**What to work on**.
Pull every line with the word "TERCER" out of the entries below.

*** Dataset content ***

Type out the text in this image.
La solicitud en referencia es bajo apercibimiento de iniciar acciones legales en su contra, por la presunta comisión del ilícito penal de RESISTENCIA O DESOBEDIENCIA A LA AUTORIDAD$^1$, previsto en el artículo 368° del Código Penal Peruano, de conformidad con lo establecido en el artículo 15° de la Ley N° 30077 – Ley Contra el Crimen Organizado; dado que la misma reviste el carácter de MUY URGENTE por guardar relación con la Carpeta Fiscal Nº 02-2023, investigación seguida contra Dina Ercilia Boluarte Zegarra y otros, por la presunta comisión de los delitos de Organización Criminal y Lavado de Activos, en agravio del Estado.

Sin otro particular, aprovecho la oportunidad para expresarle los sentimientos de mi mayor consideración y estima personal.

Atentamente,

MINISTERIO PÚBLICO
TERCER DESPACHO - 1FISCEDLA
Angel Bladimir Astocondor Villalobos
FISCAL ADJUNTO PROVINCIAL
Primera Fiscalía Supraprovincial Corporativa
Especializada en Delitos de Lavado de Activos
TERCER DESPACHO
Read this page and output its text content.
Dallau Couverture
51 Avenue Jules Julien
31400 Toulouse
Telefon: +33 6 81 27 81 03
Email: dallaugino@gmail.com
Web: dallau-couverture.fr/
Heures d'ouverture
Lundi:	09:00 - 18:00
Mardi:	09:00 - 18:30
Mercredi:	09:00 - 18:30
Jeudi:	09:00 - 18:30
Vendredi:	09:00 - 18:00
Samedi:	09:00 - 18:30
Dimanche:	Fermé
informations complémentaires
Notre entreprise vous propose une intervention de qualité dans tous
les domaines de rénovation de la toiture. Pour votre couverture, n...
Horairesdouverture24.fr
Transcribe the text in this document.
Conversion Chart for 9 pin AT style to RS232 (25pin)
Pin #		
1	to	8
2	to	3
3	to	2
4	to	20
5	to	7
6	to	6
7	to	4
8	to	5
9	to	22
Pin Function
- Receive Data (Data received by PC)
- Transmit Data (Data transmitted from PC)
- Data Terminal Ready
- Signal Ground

***

**Task answer**.
TERCER DESPACHO - 1FISCEDLA
TERCER DESPACHO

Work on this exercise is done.